====== Information supplied

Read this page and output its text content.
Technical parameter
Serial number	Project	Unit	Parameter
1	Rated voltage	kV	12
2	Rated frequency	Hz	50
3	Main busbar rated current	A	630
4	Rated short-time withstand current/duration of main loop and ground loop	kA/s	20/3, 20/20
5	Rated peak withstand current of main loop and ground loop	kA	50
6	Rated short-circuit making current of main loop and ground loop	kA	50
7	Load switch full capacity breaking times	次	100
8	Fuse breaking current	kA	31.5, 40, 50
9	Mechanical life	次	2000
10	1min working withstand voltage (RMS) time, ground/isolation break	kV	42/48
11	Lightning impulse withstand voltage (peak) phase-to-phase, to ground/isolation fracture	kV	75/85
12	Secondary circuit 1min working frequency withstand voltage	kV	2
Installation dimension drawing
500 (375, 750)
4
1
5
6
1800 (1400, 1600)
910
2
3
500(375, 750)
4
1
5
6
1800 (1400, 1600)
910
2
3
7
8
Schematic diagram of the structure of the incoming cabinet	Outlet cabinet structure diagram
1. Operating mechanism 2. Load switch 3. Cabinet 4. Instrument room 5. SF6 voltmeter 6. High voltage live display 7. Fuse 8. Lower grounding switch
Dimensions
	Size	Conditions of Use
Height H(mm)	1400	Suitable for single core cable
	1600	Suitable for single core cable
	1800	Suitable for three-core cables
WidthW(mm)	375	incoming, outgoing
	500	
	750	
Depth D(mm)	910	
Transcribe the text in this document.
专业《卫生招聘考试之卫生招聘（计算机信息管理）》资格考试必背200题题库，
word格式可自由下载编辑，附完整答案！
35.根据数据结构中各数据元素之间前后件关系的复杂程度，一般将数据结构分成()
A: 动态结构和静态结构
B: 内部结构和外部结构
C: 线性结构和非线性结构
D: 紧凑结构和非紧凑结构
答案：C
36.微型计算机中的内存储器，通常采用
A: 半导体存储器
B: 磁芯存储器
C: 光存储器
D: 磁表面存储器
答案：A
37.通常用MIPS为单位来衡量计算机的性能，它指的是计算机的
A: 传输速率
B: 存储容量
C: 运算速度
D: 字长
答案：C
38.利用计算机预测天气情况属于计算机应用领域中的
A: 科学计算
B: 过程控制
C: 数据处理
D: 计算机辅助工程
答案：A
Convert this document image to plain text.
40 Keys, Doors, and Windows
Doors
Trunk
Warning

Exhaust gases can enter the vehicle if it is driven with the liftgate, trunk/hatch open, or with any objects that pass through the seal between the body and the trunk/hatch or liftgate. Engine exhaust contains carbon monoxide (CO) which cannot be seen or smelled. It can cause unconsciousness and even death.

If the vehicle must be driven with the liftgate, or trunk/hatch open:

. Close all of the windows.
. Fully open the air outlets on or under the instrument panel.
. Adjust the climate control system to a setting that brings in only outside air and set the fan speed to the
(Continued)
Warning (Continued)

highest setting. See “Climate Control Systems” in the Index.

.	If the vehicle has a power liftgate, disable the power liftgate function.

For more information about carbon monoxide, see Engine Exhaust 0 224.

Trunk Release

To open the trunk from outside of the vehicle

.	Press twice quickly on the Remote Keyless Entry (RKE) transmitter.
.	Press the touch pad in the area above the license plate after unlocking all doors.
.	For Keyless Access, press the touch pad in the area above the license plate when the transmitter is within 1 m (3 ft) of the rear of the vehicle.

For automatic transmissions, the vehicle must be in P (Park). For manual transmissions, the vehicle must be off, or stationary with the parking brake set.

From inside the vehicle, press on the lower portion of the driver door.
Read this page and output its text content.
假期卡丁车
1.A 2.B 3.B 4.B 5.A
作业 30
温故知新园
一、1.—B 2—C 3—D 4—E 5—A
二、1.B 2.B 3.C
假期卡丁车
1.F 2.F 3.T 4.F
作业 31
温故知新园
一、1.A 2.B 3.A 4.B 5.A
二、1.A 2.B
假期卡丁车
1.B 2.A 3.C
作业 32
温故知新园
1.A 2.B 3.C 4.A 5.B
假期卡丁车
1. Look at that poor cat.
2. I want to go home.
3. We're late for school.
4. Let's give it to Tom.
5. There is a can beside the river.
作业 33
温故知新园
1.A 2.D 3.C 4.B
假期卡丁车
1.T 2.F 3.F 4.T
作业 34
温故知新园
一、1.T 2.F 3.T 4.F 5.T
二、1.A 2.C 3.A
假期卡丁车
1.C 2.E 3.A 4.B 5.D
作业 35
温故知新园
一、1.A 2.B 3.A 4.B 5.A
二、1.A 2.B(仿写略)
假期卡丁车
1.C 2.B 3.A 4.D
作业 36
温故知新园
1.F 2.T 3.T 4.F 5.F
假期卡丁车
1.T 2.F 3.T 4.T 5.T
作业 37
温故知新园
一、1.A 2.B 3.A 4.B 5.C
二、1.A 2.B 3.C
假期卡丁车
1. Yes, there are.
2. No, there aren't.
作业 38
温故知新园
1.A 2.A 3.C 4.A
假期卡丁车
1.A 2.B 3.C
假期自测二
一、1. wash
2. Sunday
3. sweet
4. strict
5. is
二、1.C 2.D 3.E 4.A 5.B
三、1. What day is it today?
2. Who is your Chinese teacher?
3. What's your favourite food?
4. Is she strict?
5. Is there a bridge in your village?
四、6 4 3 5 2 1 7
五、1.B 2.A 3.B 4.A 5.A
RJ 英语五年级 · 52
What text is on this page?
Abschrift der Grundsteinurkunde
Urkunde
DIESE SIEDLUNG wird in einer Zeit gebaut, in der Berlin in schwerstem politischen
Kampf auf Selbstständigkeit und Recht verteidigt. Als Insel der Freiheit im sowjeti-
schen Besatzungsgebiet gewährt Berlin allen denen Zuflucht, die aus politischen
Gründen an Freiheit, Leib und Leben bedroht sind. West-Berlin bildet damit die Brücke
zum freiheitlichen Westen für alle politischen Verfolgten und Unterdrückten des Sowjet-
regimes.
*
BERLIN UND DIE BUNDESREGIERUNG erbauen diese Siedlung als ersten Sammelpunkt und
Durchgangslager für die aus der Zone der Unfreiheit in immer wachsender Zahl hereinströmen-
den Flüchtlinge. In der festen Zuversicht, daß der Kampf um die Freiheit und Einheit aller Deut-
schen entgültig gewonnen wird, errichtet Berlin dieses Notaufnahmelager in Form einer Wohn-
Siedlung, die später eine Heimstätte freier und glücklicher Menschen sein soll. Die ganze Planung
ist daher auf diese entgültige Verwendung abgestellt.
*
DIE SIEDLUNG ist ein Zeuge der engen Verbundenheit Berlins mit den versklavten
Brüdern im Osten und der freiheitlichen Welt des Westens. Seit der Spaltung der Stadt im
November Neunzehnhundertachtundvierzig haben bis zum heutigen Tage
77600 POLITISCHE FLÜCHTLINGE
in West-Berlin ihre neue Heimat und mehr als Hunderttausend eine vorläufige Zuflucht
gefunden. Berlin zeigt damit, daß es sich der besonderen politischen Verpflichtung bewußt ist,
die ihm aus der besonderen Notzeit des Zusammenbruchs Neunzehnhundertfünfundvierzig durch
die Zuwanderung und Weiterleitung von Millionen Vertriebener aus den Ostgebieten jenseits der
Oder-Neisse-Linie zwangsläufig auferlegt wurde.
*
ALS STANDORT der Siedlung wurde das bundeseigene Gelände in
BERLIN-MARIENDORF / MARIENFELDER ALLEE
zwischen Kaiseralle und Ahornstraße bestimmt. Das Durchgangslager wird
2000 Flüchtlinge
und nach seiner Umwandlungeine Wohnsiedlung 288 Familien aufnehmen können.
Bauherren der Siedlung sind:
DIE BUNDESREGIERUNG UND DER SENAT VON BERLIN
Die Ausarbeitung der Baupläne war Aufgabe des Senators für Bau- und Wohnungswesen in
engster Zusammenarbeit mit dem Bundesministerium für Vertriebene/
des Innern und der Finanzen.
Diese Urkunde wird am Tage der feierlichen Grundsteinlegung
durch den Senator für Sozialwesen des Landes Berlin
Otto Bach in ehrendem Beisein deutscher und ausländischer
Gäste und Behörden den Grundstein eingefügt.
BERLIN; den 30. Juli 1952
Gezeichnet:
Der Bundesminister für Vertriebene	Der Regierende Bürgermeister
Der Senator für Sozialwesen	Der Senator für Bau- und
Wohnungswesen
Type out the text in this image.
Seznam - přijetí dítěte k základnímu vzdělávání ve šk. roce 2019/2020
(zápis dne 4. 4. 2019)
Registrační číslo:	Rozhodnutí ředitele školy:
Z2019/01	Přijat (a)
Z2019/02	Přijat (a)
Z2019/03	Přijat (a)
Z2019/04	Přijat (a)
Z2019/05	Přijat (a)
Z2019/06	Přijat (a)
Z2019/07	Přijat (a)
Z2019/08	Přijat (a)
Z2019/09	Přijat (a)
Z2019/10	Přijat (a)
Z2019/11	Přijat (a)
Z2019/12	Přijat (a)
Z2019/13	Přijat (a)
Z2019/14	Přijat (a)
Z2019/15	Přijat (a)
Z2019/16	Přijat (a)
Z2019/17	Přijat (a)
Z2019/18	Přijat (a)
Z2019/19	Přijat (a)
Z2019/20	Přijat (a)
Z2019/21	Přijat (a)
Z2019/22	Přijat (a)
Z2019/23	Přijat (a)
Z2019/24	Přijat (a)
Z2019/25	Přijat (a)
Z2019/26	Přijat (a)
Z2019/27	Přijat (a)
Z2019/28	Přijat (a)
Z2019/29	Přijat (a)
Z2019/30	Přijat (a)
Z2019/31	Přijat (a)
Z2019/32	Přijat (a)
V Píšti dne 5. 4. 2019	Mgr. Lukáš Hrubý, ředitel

============

## Problem statement
Your answer should be a single number: the count of lines in the entries that contain the word "working".

## Correct response
2